== READING PASSAGE ==
++++
St. Thomas, earnestly gazing at the crucifix, was raised upward toward his Crucified Savior and heard him say from the Cross: “You have written well of me, Thomas. What do you desire as a reward for your labors?” Thomas replied: “Lord, only yourself.” Bl. Henry Suso, seeking union with the Divinity, complained to his beloved Eternal Wisdom: “I look everywhere for your divinity but you show me your humanity; I desire your sweetness but you offer me your bitterness; I want to suckle but you teach me to fight.” Eternal Wisdom replied:
No one can arrive at divine heights or taste mystical sweetness without passing through my human bitterness. The higher anyone climbs without passing through my humanity, the deeper will be his fall. Anyone who wishes to attain what you are seeking must tread the road of my humanity and pass through the gate of sufferings. Therefore, dismiss your faintheartedness and join me in the arena of knightly valor . . .
Henry pioneered in developing the Way of the Cross. He customarily made a hundred meditations on the Passion of Christ which carried him from the Last Supper to Calvary. He began meditating in the chapter room of the priory and progressed, station by station, through cloister into choir, where he ended his devotion at the foot of the crucifix which stood above the screen between nave and choir. During this sorrowful journey he pictured the Passion in detail,
so that Christ’s every pain, from beginning to end, was individually recalled …. Not content, however, with keeping this devotion to himself, he wanted to share it with other souls who might experience the same difficulty and dryness while meditating on the passion, sole source of our salvation. Therefore, he wrote out the meditations.
Bl. Alvarez of Cordova, returning from a visit to the Holy Land in 1402, conceived the idea of spiritually renewing his pilgrimage by means of tableaux. In the gardens of Scala Coeli, founded by him in 1423, he set up a series of oratories with pictures recalling the holy places in Palestine.
++++
== INFORMATION SUPPLIED ==
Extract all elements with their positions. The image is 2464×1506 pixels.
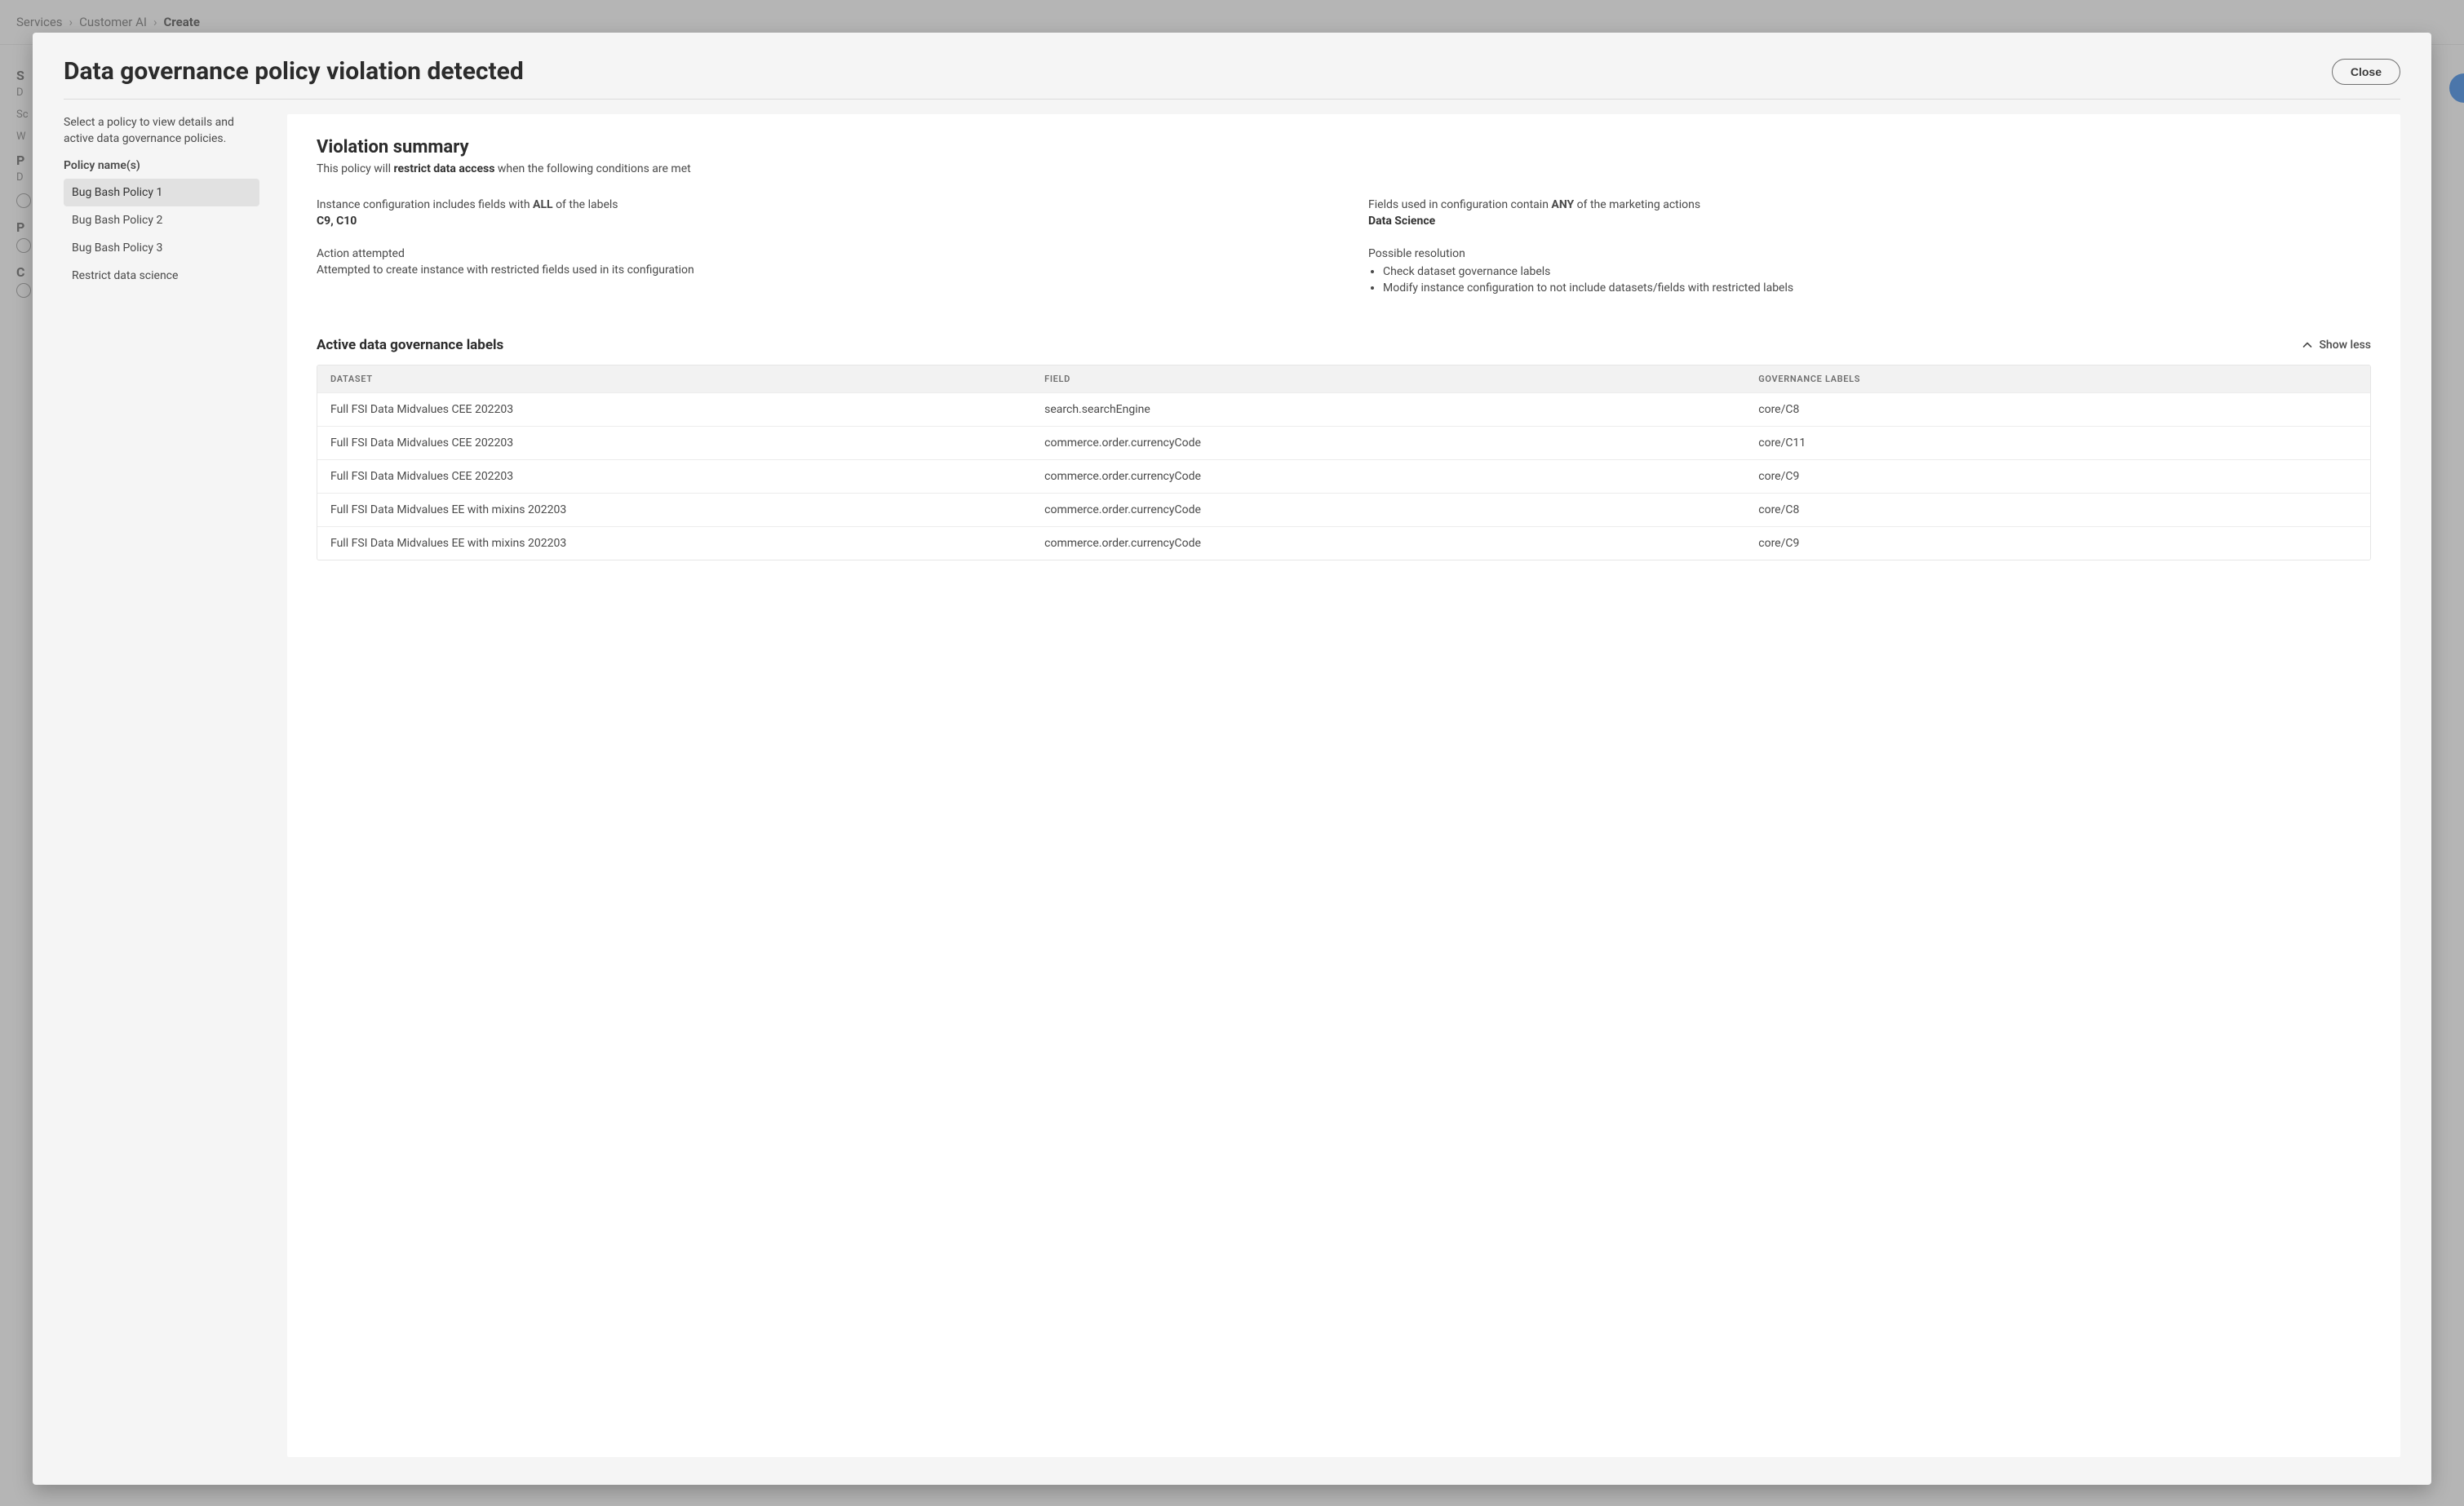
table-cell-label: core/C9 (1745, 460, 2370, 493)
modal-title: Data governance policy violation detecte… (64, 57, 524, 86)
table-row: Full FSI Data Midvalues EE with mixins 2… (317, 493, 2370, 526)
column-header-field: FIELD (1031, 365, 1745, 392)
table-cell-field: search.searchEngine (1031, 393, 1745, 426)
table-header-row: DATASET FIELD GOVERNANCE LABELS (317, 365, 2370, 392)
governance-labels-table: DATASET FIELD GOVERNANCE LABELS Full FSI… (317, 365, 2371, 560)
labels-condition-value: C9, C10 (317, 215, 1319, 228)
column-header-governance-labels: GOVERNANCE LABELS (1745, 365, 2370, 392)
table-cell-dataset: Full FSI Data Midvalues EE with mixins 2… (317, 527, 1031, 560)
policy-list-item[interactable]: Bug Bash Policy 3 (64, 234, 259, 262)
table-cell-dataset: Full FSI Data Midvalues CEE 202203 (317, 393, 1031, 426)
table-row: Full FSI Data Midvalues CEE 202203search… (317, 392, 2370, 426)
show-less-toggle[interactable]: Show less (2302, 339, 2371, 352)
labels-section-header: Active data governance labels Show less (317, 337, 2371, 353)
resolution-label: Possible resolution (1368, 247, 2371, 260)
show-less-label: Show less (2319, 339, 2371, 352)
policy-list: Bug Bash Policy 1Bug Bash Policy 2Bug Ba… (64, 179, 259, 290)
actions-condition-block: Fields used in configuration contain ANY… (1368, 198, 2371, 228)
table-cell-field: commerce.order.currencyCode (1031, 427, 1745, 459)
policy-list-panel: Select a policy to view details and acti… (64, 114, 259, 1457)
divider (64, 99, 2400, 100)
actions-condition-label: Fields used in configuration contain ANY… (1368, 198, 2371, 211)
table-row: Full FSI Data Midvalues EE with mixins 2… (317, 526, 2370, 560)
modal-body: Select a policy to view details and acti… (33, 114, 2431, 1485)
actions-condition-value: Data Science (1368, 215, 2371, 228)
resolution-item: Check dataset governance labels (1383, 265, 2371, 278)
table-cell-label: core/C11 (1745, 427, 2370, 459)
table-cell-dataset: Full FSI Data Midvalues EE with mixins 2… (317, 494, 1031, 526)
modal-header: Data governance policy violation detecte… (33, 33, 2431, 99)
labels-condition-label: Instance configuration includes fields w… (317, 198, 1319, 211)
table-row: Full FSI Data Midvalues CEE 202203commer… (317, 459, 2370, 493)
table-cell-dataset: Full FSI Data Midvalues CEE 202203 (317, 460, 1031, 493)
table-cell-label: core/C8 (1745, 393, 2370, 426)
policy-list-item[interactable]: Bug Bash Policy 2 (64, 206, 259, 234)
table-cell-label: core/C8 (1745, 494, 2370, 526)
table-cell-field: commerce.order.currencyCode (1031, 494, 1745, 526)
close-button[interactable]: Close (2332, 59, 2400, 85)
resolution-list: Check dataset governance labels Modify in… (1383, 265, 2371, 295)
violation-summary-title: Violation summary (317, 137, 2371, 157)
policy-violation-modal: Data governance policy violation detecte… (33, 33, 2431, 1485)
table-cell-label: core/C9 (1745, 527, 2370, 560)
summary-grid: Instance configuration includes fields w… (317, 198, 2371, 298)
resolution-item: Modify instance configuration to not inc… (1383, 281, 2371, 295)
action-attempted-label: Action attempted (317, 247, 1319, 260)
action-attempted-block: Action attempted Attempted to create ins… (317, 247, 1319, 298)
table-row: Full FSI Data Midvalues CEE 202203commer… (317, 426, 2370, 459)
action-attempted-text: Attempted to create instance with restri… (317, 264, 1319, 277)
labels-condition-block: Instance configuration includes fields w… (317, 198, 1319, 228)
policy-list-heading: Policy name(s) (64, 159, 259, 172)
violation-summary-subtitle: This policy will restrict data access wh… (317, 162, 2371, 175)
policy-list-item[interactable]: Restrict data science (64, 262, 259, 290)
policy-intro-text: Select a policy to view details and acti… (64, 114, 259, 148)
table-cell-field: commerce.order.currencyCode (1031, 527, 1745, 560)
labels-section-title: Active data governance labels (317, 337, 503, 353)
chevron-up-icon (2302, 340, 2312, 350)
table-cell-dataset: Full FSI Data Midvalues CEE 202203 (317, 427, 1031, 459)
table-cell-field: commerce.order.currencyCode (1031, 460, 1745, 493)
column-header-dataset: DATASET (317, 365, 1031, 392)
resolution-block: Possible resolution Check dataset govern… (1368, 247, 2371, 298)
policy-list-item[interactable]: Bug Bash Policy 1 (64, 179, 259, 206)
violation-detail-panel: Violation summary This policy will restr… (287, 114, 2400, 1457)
++++
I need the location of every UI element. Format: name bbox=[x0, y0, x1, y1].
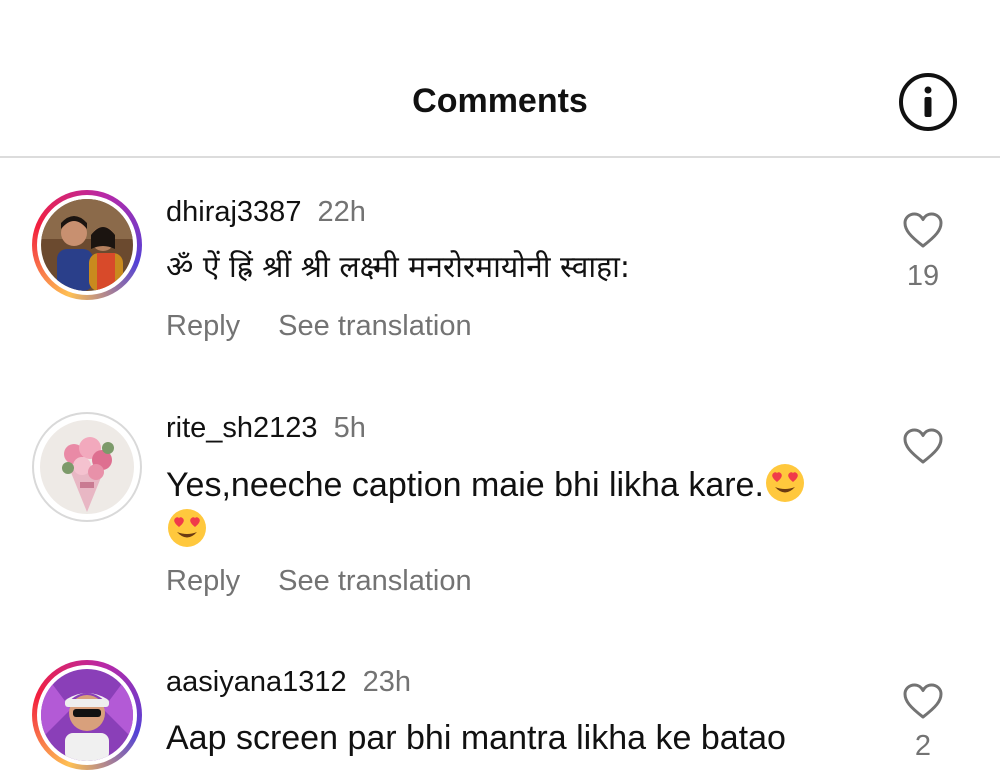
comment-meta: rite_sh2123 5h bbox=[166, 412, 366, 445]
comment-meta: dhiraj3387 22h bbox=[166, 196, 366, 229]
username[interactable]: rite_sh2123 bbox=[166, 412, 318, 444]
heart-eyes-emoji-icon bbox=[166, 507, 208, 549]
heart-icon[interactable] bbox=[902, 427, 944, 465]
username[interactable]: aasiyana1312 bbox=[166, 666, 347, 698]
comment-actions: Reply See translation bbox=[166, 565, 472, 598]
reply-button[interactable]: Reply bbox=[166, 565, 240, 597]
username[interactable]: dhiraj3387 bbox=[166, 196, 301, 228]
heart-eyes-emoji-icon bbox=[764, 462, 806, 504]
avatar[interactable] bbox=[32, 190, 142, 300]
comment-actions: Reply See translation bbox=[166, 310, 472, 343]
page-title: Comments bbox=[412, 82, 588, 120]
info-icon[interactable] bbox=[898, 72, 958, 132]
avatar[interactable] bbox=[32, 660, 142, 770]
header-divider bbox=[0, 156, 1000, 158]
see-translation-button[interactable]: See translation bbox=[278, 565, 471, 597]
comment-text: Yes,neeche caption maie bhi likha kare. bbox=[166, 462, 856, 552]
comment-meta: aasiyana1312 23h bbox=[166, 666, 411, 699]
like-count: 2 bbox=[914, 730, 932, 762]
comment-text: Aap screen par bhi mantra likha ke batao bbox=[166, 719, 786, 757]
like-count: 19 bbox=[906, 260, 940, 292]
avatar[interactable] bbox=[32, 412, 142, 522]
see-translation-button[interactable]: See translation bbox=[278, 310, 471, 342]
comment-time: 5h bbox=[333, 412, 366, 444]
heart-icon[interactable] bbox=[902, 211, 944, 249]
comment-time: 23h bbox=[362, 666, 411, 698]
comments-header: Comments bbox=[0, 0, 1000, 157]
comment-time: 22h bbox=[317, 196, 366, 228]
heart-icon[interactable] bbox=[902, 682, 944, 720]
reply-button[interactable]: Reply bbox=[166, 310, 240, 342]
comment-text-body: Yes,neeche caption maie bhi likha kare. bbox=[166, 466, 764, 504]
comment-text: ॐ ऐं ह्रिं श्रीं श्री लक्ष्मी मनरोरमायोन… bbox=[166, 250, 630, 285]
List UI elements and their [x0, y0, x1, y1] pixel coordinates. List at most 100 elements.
++++
== TASK REQUIREMENTS ==
a) Could you write out the passage on the Way of the Cross from "Bl. Alvarez of" up to and including "places in Palestine."?
b) Can you carry on the passage on the Way of the Cross, starting right after its final sentence?

== EXPECTED OUTPUTS ==
a)
Bl. Alvarez of Cordova, returning from a visit to the Holy Land in 1402, conceived the idea of spiritually renewing his pilgrimage by means of tableaux. In the gardens of Scala Coeli, founded by him in 1423, he set up a series of oratories with pictures recalling the holy places in Palestine.

b)
St. Catherine de Ricci, who for twelve years, from 1542 to 1554, experienced an ecstatic vision of the Passion every week, developed a devotion called the Canticle of the Passion. Its verses, selected from the Scriptures, are arranged as a summary of Christ’s sufferings. The brief meditation made on each verse powerfully impresses the soul with the greatness of the Passion and brings it the fruits of redemption. This devotion is still practiced in some of the priories of the Order. At Santa Sabina, its headquarters in Rome, the Canticle occupies the period of mental prayer on the Fridays of Lent. The cantor, kneeling before the altar, begins the verses, which are taken up by the choir, or he sings them alone. Between each he pauses for some minutes to permit the friars to ponder the verse just sung. As a fitting close to the exercise, though not part of it, he blesses the community with a relic of the True Cross which, meanwhile, has been exposed on the altar, flanked by lighted candles.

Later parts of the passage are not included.